··· Provided information ···

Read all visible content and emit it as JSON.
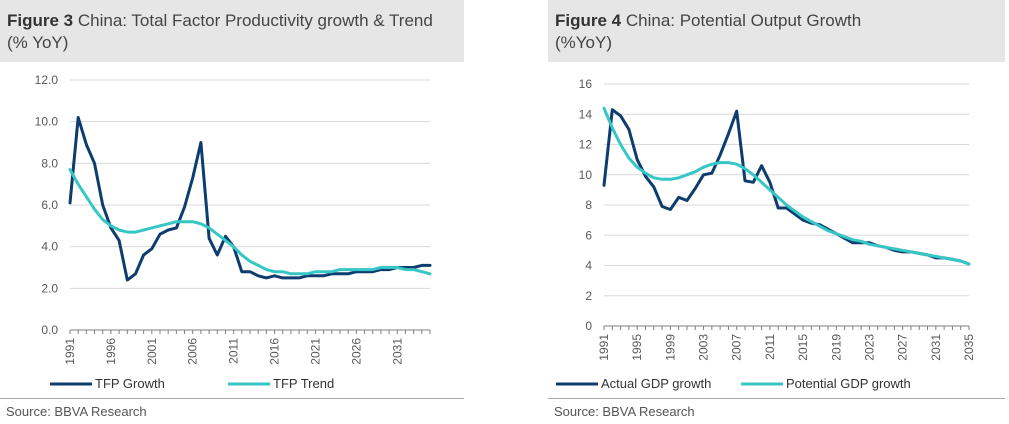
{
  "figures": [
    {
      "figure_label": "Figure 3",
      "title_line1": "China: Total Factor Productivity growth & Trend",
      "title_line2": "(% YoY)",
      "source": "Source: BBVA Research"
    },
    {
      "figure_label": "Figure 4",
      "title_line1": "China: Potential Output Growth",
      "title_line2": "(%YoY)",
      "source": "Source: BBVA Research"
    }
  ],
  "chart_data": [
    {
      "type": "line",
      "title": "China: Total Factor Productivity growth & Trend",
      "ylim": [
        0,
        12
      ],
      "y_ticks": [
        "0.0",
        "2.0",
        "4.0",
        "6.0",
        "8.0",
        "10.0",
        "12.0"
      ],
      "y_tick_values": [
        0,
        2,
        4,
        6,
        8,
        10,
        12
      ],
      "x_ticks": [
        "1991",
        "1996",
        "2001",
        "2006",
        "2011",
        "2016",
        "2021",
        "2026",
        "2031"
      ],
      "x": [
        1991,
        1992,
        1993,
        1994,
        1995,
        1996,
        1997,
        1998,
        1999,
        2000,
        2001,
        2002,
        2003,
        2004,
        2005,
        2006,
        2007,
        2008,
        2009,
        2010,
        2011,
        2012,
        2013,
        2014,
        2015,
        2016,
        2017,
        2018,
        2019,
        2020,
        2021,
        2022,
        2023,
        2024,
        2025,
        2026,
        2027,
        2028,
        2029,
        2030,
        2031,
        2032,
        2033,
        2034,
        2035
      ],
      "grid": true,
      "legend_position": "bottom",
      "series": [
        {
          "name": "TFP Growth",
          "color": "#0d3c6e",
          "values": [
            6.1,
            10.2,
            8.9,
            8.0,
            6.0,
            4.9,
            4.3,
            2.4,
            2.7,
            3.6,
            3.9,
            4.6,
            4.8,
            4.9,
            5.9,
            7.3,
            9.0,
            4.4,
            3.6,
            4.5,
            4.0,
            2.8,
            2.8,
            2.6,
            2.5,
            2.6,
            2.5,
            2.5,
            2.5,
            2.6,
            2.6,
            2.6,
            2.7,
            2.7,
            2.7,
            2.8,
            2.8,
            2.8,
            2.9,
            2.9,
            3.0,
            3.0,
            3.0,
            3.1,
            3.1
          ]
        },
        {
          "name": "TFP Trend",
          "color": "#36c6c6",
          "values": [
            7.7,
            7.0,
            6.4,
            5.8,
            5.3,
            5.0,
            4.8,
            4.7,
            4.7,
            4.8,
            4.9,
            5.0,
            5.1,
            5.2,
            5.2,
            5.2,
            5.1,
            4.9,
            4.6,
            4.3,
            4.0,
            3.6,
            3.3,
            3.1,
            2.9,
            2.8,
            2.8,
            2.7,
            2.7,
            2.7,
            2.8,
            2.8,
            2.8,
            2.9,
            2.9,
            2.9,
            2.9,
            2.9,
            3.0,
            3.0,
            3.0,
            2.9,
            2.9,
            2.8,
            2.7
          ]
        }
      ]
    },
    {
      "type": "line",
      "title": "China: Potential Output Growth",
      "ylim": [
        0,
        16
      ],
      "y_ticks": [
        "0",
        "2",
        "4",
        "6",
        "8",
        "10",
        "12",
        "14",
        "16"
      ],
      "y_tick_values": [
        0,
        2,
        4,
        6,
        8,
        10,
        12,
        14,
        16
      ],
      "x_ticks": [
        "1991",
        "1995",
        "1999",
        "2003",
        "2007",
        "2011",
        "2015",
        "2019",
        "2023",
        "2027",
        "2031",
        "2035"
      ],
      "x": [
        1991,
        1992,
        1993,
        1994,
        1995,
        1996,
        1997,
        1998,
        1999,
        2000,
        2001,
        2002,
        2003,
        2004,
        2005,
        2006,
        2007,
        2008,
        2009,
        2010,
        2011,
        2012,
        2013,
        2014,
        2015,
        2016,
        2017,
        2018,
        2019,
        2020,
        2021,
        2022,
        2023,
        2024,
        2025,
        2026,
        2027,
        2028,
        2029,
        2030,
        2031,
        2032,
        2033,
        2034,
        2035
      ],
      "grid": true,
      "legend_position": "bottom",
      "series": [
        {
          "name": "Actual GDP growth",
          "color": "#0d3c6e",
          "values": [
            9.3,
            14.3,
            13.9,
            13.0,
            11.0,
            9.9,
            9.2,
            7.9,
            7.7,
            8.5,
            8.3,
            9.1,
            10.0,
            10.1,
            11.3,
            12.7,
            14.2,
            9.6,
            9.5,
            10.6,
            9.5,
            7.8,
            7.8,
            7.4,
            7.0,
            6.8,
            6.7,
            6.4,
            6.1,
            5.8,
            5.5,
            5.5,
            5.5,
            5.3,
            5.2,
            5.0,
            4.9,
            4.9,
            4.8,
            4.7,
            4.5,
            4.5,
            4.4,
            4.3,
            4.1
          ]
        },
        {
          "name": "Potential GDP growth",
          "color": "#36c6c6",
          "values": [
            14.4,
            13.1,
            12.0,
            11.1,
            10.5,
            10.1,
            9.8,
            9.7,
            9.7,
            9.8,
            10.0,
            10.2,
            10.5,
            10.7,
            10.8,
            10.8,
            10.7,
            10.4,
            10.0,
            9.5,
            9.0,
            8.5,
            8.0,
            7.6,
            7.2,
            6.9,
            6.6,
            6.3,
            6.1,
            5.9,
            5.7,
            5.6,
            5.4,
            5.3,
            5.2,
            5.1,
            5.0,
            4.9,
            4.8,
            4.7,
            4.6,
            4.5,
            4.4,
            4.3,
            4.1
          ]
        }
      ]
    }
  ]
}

···

Exercise aim:
Print the complete listing exactly, apart from any pictures.

Task result:
Read all visible content and emit it as JSON.
{
  "figures": [
    {
      "figure_label": "Figure 3",
      "title_line1": "China: Total Factor Productivity growth & Trend",
      "title_line2": "(% YoY)",
      "source": "Source: BBVA Research"
    },
    {
      "figure_label": "Figure 4",
      "title_line1": "China: Potential Output Growth",
      "title_line2": "(%YoY)",
      "source": "Source: BBVA Research"
    }
  ],
  "chart_data": [
    {
      "type": "line",
      "title": "China: Total Factor Productivity growth & Trend",
      "ylim": [
        0,
        12
      ],
      "y_ticks": [
        "0.0",
        "2.0",
        "4.0",
        "6.0",
        "8.0",
        "10.0",
        "12.0"
      ],
      "y_tick_values": [
        0,
        2,
        4,
        6,
        8,
        10,
        12
      ],
      "x_ticks": [
        "1991",
        "1996",
        "2001",
        "2006",
        "2011",
        "2016",
        "2021",
        "2026",
        "2031"
      ],
      "x": [
        1991,
        1992,
        1993,
        1994,
        1995,
        1996,
        1997,
        1998,
        1999,
        2000,
        2001,
        2002,
        2003,
        2004,
        2005,
        2006,
        2007,
        2008,
        2009,
        2010,
        2011,
        2012,
        2013,
        2014,
        2015,
        2016,
        2017,
        2018,
        2019,
        2020,
        2021,
        2022,
        2023,
        2024,
        2025,
        2026,
        2027,
        2028,
        2029,
        2030,
        2031,
        2032,
        2033,
        2034,
        2035
      ],
      "grid": true,
      "legend_position": "bottom",
      "series": [
        {
          "name": "TFP Growth",
          "color": "#0d3c6e",
          "values": [
            6.1,
            10.2,
            8.9,
            8.0,
            6.0,
            4.9,
            4.3,
            2.4,
            2.7,
            3.6,
            3.9,
            4.6,
            4.8,
            4.9,
            5.9,
            7.3,
            9.0,
            4.4,
            3.6,
            4.5,
            4.0,
            2.8,
            2.8,
            2.6,
            2.5,
            2.6,
            2.5,
            2.5,
            2.5,
            2.6,
            2.6,
            2.6,
            2.7,
            2.7,
            2.7,
            2.8,
            2.8,
            2.8,
            2.9,
            2.9,
            3.0,
            3.0,
            3.0,
            3.1,
            3.1
          ]
        },
        {
          "name": "TFP Trend",
          "color": "#36c6c6",
          "values": [
            7.7,
            7.0,
            6.4,
            5.8,
            5.3,
            5.0,
            4.8,
            4.7,
            4.7,
            4.8,
            4.9,
            5.0,
            5.1,
            5.2,
            5.2,
            5.2,
            5.1,
            4.9,
            4.6,
            4.3,
            4.0,
            3.6,
            3.3,
            3.1,
            2.9,
            2.8,
            2.8,
            2.7,
            2.7,
            2.7,
            2.8,
            2.8,
            2.8,
            2.9,
            2.9,
            2.9,
            2.9,
            2.9,
            3.0,
            3.0,
            3.0,
            2.9,
            2.9,
            2.8,
            2.7
          ]
        }
      ]
    },
    {
      "type": "line",
      "title": "China: Potential Output Growth",
      "ylim": [
        0,
        16
      ],
      "y_ticks": [
        "0",
        "2",
        "4",
        "6",
        "8",
        "10",
        "12",
        "14",
        "16"
      ],
      "y_tick_values": [
        0,
        2,
        4,
        6,
        8,
        10,
        12,
        14,
        16
      ],
      "x_ticks": [
        "1991",
        "1995",
        "1999",
        "2003",
        "2007",
        "2011",
        "2015",
        "2019",
        "2023",
        "2027",
        "2031",
        "2035"
      ],
      "x": [
        1991,
        1992,
        1993,
        1994,
        1995,
        1996,
        1997,
        1998,
        1999,
        2000,
        2001,
        2002,
        2003,
        2004,
        2005,
        2006,
        2007,
        2008,
        2009,
        2010,
        2011,
        2012,
        2013,
        2014,
        2015,
        2016,
        2017,
        2018,
        2019,
        2020,
        2021,
        2022,
        2023,
        2024,
        2025,
        2026,
        2027,
        2028,
        2029,
        2030,
        2031,
        2032,
        2033,
        2034,
        2035
      ],
      "grid": true,
      "legend_position": "bottom",
      "series": [
        {
          "name": "Actual GDP growth",
          "color": "#0d3c6e",
          "values": [
            9.3,
            14.3,
            13.9,
            13.0,
            11.0,
            9.9,
            9.2,
            7.9,
            7.7,
            8.5,
            8.3,
            9.1,
            10.0,
            10.1,
            11.3,
            12.7,
            14.2,
            9.6,
            9.5,
            10.6,
            9.5,
            7.8,
            7.8,
            7.4,
            7.0,
            6.8,
            6.7,
            6.4,
            6.1,
            5.8,
            5.5,
            5.5,
            5.5,
            5.3,
            5.2,
            5.0,
            4.9,
            4.9,
            4.8,
            4.7,
            4.5,
            4.5,
            4.4,
            4.3,
            4.1
          ]
        },
        {
          "name": "Potential GDP growth",
          "color": "#36c6c6",
          "values": [
            14.4,
            13.1,
            12.0,
            11.1,
            10.5,
            10.1,
            9.8,
            9.7,
            9.7,
            9.8,
            10.0,
            10.2,
            10.5,
            10.7,
            10.8,
            10.8,
            10.7,
            10.4,
            10.0,
            9.5,
            9.0,
            8.5,
            8.0,
            7.6,
            7.2,
            6.9,
            6.6,
            6.3,
            6.1,
            5.9,
            5.7,
            5.6,
            5.4,
            5.3,
            5.2,
            5.1,
            5.0,
            4.9,
            4.8,
            4.7,
            4.6,
            4.5,
            4.4,
            4.3,
            4.1
          ]
        }
      ]
    }
  ]
}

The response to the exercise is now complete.